**文書抜粋:**

日本最古の方形周溝墓とされる兵庫県の東武庫遺跡で松菊里式朝鮮系無文土器が出土していること、朝鮮半島でも前3世紀に遡りうる方形周溝墓が見つかっていることなどから、方形周溝墓の起源を朝鮮半島に求める考えがあります。しかし、朝鮮半島の方形周溝墓は必ずしも正方形とは限らず、長方形や円形に近いものがあることから単純に半島の墓制が伝えられたのではないともされます。加えて、遺構の検出状況やその年代観、他の墓制との関係などを考えると、北部九州から瀬戸内を経由して畿内へと至るルートにおいて、あるいは日本海側から畿内に至るルートにおいても、その伝播を積極的に肯定しうる状況にないそうです。

それでも大陸や朝鮮半島に起源を求めたい専門家は、墓制そのものが伝わったわけではないないが「方形に区画する」という思想に外来的要素があることは否定できないので、その思想は大陸あるいは朝鮮半島から伝わったとします。また、水稲耕作情報とともに伝わったために墓を方形にする思想に至った、とする主張も見れらます。これは水田が方形であることに着想を得たということだと思いますが、いずれの場合も少し無理のある解釈ではないでしょうか。

世界中の墓の形を知っているわけではないですが、どこの国でも方形の墓はたくさん見られるのではないでしょうか。私が知らないだけかもしれませんが、逆に三角形や五角形の墓は聞いたことがありません(日本には八角形の古墳にありますが)。人間の感覚や経験値として、ある一定の場所に墓を効率的に並べるためには方形にするのが最も合理的だと考えるでしょう。方形ならば計画的に広げていくこともできます。それは隣接する墓が周溝の一辺を共有するケースがあることからもわかります。弥生時代前期に始まったこの墓制が古墳時代に入るまでの数百年間も続いたのは、誰もが抵抗なく受け入れやすい墓制であったからだと思います。日本と同じ形の墓が中国や朝鮮半島にあるからと言って、必ずしもどちらか一方が他方に伝えたと考える必要はないでしょう。もちろん、人が移動していって違う場所で同じ墓を造ることはあるので、日本列島第一号の方形周溝墓は渡来した人が列島での居住地において母国と同じ墓を造ったのかもわかりませんが、逆にもとから列島に住んでいた人が自らの考えで創り出したのかもわかりません。どちらとも言えないので、渡来人の影響を前提にする必要がないというだけのことです。いずれの場合でも方形周溝墓は、土地利用や造墓時の効率性を考えて方形に区画した、ということが言えるでしょう。

**提示資料:**
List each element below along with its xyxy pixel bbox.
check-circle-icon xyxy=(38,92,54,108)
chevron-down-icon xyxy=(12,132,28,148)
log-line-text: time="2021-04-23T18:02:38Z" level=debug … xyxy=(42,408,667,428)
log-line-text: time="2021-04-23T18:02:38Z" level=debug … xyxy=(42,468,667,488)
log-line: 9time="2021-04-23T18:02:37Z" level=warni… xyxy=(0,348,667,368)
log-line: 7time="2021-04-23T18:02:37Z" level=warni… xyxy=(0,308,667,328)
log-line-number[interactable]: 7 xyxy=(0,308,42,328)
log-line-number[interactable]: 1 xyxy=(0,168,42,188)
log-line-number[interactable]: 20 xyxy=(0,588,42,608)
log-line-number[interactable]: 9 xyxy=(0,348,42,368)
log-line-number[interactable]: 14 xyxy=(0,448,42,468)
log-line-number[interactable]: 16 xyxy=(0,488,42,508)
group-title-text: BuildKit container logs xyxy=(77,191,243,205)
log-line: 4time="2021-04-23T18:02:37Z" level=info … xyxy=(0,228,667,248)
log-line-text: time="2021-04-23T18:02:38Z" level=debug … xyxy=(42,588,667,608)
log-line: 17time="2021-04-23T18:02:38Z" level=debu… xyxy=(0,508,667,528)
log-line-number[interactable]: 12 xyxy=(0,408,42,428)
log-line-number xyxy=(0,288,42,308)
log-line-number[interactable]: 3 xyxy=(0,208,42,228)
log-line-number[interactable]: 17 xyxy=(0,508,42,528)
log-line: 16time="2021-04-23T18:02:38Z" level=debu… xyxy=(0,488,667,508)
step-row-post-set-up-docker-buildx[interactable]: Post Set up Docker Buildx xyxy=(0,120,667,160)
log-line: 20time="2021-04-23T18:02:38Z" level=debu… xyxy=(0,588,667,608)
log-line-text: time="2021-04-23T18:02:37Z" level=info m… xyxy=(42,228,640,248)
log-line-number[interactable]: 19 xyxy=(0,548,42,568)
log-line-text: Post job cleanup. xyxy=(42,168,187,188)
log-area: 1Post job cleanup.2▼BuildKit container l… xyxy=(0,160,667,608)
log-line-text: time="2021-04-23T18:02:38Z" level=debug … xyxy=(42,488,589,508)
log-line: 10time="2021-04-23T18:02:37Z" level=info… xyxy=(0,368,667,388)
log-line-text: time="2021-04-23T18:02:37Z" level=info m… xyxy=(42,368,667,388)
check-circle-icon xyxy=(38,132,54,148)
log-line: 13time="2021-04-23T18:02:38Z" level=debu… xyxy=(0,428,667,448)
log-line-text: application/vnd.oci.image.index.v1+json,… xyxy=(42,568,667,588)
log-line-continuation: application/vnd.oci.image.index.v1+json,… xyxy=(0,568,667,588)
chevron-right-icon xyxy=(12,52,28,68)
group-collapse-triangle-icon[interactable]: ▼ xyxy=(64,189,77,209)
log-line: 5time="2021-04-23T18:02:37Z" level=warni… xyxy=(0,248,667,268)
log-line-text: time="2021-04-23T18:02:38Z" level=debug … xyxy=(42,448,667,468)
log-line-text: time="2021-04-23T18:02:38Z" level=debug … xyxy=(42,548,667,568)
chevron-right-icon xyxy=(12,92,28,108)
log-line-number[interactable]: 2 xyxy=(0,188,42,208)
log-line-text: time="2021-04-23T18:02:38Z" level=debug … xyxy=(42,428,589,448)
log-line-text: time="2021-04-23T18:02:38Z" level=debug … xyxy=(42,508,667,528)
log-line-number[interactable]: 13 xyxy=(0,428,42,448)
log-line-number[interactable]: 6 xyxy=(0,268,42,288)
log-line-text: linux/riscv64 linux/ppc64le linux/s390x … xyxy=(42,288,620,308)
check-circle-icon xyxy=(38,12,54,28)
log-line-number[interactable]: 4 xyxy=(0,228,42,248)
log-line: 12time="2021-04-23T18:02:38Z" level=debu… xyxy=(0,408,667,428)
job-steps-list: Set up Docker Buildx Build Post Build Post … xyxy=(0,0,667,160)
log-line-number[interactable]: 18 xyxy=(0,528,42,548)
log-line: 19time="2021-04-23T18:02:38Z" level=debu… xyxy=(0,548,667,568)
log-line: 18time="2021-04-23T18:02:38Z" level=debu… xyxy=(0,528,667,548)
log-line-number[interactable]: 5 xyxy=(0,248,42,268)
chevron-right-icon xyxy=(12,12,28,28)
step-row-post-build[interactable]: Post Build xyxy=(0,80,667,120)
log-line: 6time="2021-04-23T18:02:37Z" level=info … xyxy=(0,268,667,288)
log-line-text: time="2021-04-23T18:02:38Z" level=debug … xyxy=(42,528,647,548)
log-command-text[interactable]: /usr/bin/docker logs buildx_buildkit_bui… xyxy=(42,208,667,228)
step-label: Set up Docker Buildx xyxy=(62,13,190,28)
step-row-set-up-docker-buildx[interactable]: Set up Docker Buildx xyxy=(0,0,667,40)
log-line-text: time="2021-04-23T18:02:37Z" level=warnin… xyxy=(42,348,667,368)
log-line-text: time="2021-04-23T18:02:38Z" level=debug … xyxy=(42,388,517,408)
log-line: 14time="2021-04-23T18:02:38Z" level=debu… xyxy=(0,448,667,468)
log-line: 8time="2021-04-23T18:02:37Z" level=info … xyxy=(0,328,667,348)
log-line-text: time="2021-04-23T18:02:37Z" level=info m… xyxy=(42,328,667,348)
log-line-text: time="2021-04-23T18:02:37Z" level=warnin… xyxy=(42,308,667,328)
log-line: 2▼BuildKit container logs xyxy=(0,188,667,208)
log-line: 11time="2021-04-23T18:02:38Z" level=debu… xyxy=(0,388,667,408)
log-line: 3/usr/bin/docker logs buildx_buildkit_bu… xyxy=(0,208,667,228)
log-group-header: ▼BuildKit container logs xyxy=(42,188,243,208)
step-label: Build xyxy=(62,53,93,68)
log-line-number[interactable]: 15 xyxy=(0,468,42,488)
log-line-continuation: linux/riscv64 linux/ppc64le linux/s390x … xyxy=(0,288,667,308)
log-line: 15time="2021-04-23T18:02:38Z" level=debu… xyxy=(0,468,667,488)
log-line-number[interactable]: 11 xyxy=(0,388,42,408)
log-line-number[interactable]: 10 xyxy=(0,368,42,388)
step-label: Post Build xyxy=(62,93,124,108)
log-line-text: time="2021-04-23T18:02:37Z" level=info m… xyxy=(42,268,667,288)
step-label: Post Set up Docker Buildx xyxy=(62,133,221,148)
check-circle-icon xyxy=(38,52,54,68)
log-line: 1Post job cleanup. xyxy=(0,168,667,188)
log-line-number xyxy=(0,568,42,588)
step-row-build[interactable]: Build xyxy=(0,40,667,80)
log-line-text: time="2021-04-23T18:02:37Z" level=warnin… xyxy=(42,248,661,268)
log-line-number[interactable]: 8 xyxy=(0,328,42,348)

**指示 1:**
方形周溝墓についての文章では、日本最古の方形周溝墓とされているのはどの遺跡ですか。
**指示 2:**
方形周溝墓についての文章のうち、「世界中の墓の形を知っているわ」を含む語句で始まり「ということが言えるでしょう。」で終わる部分を、一字も変えずに書き写してください。
**指示 3:**
方形周溝墓についての文章を、最後の文の後から書き続けてください。
これらの項目は、方形周溝墓についての文章とは別の資料です。

**解答 1:**
兵庫県の東武庫遺跡です。

**解答 2:**
世界中の墓の形を知っているわけではないですが、どこの国でも方形の墓はたくさん見られるのではないでしょうか。私が知らないだけかもしれませんが、逆に三角形や五角形の墓は聞いたことがありません(日本には八角形の古墳にありますが)。人間の感覚や経験値として、ある一定の場所に墓を効率的に並べるためには方形にするのが最も合理的だと考えるでしょう。方形ならば計画的に広げていくこともできます。それは隣接する墓が周溝の一辺を共有するケースがあることからもわかります。弥生時代前期に始まったこの墓制が古墳時代に入るまでの数百年間も続いたのは、誰もが抵抗なく受け入れやすい墓制であったからだと思います。日本と同じ形の墓が中国や朝鮮半島にあるからと言って、必ずしもどちらか一方が他方に伝えたと考える必要はないでしょう。もちろん、人が移動していって違う場所で同じ墓を造ることはあるので、日本列島第一号の方形周溝墓は渡来した人が列島での居住地において母国と同じ墓を造ったのかもわかりませんが、逆にもとから列島に住んでいた人が自らの考えで創り出したのかもわかりません。どちらとも言えないので、渡来人の影響を前提にする必要がないというだけのことです。いずれの場合でも方形周溝墓は、土地利用や造墓時の効率性を考えて方形に区画した、ということが言えるでしょう。

**解答 3:**
それでは円形周溝墓はどのように考えるか。方形と違って円形の場合は逆に土地の利用という点では非効率であるにもかかわらず、播磨を始めとする瀬戸内東部では方形周溝墓よりも円形周溝墓が優勢な地域があります。なぜ墓の形が円形なのでしょうか。土地利用という点で制約がなく、方形にする必要がなかったので自然と円形になった、というのは芸がなさすぎるでしょうか。遺体を直葬するケースを考えると、墓壙を掘る際には体の大きさの違いはあるものの形としては楕円形になるのが自然だと思うのです。さらにそれを区画するために掘る周溝はあえて墓壙に合わせて楕円形にする必要はないので自然と円形になります。あるいは縄文時代以来の円形思想が墓の形に表出したというのはどうでしょうか。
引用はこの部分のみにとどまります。